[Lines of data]

^^^^^^^^

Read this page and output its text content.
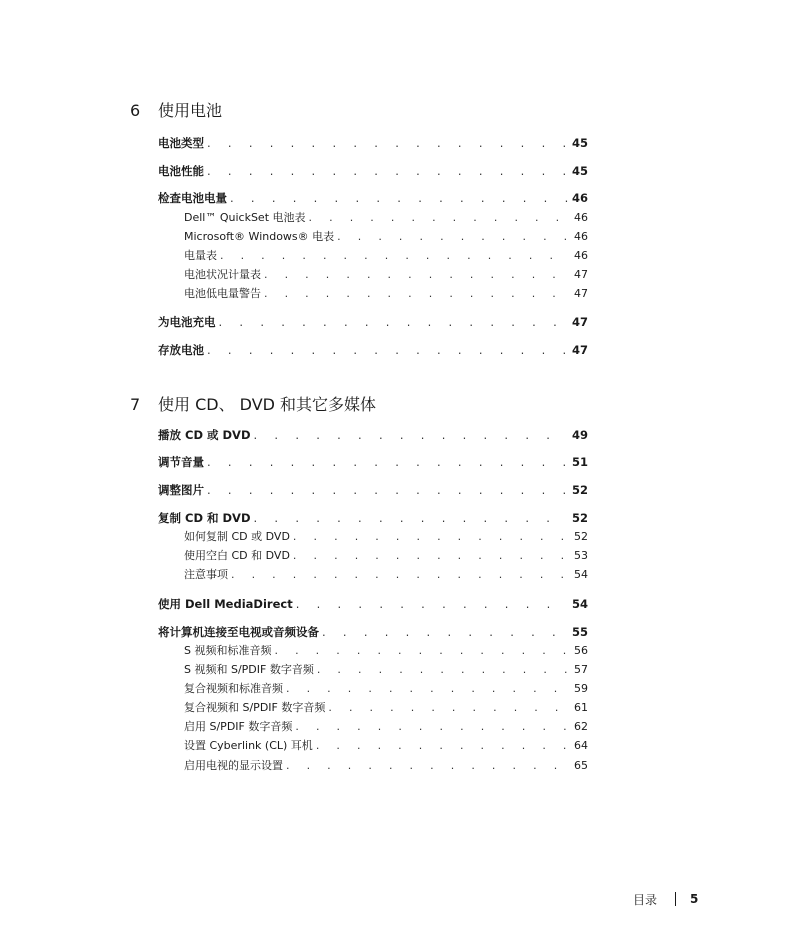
6 使用电池
电池类型 . . .	45
电池性能 . . .	45
检查电池电量 . . .	46
Dell™ QuickSet 电池表 . . .	46
Microsoft® Windows® 电表 . . .	46
电量表 . . .	46
电池状况计量表 . . .	47
电池低电量警告 . . .	47
为电池充电 . . .	47
存放电池 . . .	47
7 使用 CD、 DVD 和其它多媒体
播放 CD 或 DVD . . .	49
调节音量 . . .	51
调整图片 . . .	52
复制 CD 和 DVD . . .	52
如何复制 CD 或 DVD . . .	52
使用空白 CD 和 DVD . . .	53
注意事项 . . .	54
使用 Dell MediaDirect . . .	54
将计算机连接至电视或音频设备 . . .	55
S 视频和标准音频 . . .	56
S 视频和 S/PDIF 数字音频 . . .	57
复合视频和标准音频 . . .	59
复合视频和 S/PDIF 数字音频 . . .	61
启用 S/PDIF 数字音频 . . .	62
设置 Cyberlink (CL) 耳机 . . .	64
启用电视的显示设置 . . .	65
目录	5
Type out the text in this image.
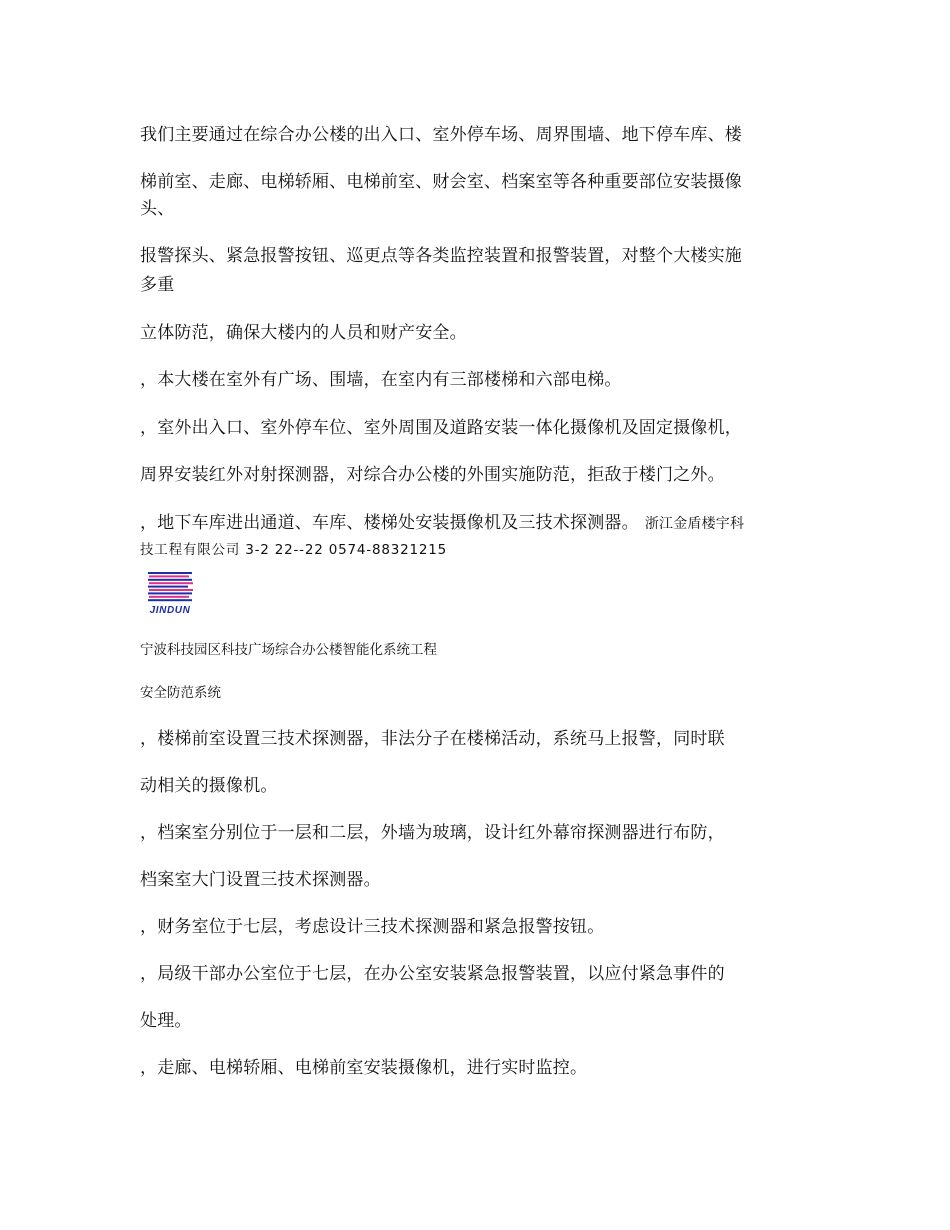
我们主要通过在综合办公楼的出入口、室外停车场、周界围墙、地下停车库、楼
梯前室、走廊、电梯轿厢、电梯前室、财会室、档案室等各种重要部位安装摄像
头、
报警探头、紧急报警按钮、巡更点等各类监控装置和报警装置，对整个大楼实施
多重
立体防范，确保大楼内的人员和财产安全。
，本大楼在室外有广场、围墙，在室内有三部楼梯和六部电梯。
，室外出入口、室外停车位、室外周围及道路安装一体化摄像机及固定摄像机，
周界安装红外对射探测器，对综合办公楼的外围实施防范，拒敌于楼门之外。
，地下车库进出通道、车库、楼梯处安装摄像机及三技术探测器。 浙江金盾楼宇科
技工程有限公司 3-2 22--22 0574-88321215
JINDUN
宁波科技园区科技广场综合办公楼智能化系统工程
安全防范系统
，楼梯前室设置三技术探测器，非法分子在楼梯活动，系统马上报警，同时联
动相关的摄像机。
，档案室分别位于一层和二层，外墙为玻璃，设计红外幕帘探测器进行布防，
档案室大门设置三技术探测器。
，财务室位于七层，考虑设计三技术探测器和紧急报警按钮。
，局级干部办公室位于七层，在办公室安装紧急报警装置，以应付紧急事件的
处理。
，走廊、电梯轿厢、电梯前室安装摄像机，进行实时监控。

^^^^^^^^

## GOAL
Pull out every line in the data above that has the word "Dell".

## ANSWER FOR THIS EXERCISE
Dell™ QuickSet 电池表 . . .	46
使用 Dell MediaDirect . . .	54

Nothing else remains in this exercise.